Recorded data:

————————

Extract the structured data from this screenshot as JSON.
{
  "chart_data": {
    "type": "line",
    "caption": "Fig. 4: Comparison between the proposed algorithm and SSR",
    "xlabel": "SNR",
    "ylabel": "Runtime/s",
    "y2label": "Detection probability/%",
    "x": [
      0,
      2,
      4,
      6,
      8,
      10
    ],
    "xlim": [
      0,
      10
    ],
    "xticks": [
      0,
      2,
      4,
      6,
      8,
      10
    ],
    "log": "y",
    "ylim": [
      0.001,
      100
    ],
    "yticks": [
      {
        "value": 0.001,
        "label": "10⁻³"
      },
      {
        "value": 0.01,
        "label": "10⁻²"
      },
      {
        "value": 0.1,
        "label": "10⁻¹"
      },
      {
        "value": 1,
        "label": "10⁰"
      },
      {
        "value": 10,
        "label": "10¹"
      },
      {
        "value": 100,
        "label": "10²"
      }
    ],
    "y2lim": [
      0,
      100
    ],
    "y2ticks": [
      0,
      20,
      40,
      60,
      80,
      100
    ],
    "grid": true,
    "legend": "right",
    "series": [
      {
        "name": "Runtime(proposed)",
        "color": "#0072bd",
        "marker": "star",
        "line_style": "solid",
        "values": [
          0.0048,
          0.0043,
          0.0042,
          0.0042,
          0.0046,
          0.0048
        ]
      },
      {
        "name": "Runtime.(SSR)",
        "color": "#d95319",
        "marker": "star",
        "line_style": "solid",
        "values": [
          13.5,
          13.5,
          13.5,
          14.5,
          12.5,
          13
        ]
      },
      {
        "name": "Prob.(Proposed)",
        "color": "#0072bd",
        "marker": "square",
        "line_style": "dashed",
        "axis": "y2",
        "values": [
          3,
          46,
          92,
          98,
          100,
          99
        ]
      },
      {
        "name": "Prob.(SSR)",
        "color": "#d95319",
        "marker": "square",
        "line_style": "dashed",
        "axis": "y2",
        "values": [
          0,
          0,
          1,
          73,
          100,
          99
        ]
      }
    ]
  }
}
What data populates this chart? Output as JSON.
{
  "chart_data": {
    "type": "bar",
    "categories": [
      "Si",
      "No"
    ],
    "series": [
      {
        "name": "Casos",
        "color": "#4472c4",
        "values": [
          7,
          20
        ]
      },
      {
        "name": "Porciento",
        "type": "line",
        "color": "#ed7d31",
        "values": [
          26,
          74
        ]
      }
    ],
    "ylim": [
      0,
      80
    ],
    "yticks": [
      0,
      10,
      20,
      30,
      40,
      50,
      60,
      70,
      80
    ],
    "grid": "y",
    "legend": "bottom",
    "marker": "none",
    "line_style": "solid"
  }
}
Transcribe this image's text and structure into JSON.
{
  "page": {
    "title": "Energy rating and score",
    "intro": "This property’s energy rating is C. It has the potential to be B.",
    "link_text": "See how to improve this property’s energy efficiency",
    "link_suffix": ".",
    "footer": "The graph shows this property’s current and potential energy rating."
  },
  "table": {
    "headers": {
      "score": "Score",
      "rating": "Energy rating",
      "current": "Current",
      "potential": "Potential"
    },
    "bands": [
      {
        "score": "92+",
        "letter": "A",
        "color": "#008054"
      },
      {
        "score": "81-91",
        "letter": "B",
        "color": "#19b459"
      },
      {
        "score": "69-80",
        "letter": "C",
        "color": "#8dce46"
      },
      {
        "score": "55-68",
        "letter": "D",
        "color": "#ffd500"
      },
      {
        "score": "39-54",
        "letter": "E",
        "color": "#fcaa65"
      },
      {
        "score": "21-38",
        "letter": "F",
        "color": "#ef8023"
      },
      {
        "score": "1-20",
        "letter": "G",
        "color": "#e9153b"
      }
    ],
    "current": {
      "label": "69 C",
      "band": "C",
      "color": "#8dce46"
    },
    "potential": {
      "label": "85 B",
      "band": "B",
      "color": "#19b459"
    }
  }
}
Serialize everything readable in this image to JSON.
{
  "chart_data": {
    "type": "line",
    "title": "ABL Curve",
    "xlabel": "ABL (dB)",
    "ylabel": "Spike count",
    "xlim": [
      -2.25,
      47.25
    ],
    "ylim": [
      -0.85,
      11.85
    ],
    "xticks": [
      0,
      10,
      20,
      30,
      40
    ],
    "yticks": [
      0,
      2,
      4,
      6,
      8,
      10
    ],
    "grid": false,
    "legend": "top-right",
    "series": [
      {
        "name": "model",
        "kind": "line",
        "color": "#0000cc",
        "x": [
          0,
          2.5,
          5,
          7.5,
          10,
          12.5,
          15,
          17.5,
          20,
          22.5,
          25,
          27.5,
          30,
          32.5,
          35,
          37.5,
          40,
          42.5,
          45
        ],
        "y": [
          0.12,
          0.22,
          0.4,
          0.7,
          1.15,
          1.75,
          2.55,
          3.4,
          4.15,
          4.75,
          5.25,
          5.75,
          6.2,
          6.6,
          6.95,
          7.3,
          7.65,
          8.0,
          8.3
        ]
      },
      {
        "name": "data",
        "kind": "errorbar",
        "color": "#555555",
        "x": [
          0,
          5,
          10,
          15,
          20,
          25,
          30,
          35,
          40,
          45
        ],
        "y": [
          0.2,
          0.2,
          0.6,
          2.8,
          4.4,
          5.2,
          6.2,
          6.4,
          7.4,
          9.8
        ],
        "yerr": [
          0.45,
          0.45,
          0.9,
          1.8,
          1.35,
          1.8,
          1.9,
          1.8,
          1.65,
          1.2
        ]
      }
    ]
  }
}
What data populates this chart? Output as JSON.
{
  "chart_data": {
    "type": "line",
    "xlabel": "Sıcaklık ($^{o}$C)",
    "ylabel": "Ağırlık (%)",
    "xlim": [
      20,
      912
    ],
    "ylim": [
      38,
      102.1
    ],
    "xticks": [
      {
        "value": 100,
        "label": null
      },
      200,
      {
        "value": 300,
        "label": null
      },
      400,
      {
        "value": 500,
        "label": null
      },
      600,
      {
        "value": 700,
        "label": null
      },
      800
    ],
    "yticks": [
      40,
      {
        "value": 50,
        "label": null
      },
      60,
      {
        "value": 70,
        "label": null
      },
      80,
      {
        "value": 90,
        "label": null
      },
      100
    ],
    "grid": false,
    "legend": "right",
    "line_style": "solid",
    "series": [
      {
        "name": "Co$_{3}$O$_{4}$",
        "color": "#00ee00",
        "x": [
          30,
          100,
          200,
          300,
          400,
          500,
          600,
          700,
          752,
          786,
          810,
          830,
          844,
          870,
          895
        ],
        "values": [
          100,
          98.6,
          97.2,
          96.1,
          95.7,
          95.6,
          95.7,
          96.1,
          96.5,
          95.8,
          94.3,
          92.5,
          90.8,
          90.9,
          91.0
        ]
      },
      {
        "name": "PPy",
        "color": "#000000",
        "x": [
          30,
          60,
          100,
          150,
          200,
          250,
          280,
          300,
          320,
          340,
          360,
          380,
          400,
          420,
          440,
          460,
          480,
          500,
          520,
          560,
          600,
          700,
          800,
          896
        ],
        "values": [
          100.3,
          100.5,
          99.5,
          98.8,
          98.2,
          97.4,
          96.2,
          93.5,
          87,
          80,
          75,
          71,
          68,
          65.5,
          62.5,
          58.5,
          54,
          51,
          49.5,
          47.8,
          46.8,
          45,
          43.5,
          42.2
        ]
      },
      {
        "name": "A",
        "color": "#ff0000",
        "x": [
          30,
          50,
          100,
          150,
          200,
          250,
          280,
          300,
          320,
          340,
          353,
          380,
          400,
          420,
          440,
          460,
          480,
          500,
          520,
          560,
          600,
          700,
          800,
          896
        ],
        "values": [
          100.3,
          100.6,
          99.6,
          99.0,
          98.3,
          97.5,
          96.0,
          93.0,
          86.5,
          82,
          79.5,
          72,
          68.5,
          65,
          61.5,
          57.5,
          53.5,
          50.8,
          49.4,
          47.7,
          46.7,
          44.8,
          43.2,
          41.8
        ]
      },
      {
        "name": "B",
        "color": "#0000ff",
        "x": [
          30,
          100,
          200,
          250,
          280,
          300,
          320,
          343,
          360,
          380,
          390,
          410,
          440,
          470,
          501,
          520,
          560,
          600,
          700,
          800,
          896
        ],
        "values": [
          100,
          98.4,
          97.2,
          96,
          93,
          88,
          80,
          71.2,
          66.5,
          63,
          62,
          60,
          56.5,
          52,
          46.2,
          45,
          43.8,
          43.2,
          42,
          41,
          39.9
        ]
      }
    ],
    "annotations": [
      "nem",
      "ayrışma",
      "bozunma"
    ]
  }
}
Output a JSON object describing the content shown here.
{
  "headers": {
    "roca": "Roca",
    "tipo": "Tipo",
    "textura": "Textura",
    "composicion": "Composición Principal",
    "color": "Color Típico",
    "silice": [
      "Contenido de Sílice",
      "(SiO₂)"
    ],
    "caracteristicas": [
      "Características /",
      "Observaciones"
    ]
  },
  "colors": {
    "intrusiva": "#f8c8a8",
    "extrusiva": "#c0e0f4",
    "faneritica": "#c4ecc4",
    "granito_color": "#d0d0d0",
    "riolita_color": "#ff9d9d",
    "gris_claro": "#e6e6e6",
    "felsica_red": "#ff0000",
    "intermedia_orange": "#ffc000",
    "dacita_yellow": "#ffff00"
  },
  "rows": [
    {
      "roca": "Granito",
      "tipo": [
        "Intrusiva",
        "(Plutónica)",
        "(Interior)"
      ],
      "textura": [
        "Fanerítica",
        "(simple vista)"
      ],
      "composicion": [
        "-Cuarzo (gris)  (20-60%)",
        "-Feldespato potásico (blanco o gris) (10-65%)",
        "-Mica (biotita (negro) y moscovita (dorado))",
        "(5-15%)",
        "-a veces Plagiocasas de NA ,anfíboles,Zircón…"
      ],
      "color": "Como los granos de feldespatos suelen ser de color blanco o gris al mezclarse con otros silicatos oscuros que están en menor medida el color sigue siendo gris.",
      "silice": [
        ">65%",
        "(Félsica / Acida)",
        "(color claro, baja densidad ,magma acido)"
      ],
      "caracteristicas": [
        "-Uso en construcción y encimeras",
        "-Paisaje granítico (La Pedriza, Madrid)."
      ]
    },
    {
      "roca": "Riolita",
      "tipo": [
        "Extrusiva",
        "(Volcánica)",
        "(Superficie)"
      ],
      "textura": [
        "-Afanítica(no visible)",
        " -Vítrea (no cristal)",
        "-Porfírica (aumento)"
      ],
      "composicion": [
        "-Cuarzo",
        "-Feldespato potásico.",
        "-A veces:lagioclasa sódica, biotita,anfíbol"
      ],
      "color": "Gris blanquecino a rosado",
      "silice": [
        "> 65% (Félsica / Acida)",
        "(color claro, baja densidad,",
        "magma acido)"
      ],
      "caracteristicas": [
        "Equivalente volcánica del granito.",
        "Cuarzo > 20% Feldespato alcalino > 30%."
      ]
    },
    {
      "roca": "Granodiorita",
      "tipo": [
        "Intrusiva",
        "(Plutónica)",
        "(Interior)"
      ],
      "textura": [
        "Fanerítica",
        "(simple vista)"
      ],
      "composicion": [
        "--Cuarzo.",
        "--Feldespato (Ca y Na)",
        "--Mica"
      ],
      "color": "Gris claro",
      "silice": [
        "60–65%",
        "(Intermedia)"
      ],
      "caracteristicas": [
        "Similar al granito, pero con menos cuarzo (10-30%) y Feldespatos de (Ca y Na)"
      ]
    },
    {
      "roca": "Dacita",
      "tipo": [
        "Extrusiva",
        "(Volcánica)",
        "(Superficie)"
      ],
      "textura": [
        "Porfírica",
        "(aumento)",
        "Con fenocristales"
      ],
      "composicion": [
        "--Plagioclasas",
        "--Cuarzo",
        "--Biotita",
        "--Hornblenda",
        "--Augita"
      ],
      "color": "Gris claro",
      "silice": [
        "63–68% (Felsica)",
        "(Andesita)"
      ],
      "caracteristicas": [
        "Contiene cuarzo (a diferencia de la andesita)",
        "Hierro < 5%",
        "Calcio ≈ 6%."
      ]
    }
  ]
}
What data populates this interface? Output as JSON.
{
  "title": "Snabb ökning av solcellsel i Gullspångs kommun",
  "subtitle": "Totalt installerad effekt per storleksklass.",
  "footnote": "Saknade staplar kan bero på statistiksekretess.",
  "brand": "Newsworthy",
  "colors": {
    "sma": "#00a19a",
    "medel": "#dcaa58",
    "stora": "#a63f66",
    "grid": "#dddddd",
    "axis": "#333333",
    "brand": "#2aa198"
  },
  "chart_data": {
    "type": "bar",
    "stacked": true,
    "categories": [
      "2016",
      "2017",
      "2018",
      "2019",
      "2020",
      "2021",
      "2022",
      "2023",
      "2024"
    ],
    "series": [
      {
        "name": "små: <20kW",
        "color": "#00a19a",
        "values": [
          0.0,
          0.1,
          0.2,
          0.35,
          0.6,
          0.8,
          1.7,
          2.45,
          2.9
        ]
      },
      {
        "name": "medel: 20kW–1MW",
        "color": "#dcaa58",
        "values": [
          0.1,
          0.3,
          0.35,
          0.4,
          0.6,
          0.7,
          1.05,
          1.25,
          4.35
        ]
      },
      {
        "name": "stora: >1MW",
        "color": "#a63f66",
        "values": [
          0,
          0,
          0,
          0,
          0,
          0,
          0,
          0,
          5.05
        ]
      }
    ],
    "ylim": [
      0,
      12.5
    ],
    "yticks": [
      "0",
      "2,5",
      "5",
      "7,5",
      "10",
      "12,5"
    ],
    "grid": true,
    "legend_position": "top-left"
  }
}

————————

# Exercise brief
Nothing but the lines from the one with "What data populates this interface?" through the end of the data above should be repeated, each exactly as it stands.

# Correct answer
What data populates this interface? Output as JSON.
{
  "title": "Snabb ökning av solcellsel i Gullspångs kommun",
  "subtitle": "Totalt installerad effekt per storleksklass.",
  "footnote": "Saknade staplar kan bero på statistiksekretess.",
  "brand": "Newsworthy",
  "colors": {
    "sma": "#00a19a",
    "medel": "#dcaa58",
    "stora": "#a63f66",
    "grid": "#dddddd",
    "axis": "#333333",
    "brand": "#2aa198"
  },
  "chart_data": {
    "type": "bar",
    "stacked": true,
    "categories": [
      "2016",
      "2017",
      "2018",
      "2019",
      "2020",
      "2021",
      "2022",
      "2023",
      "2024"
    ],
    "series": [
      {
        "name": "små: <20kW",
        "color": "#00a19a",
        "values": [
          0.0,
          0.1,
          0.2,
          0.35,
          0.6,
          0.8,
          1.7,
          2.45,
          2.9
        ]
      },
      {
        "name": "medel: 20kW–1MW",
        "color": "#dcaa58",
        "values": [
          0.1,
          0.3,
          0.35,
          0.4,
          0.6,
          0.7,
          1.05,
          1.25,
          4.35
        ]
      },
      {
        "name": "stora: >1MW",
        "color": "#a63f66",
        "values": [
          0,
          0,
          0,
          0,
          0,
          0,
          0,
          0,
          5.05
        ]
      }
    ],
    "ylim": [
      0,
      12.5
    ],
    "yticks": [
      "0",
      "2,5",
      "5",
      "7,5",
      "10",
      "12,5"
    ],
    "grid": true,
    "legend_position": "top-left"
  }
}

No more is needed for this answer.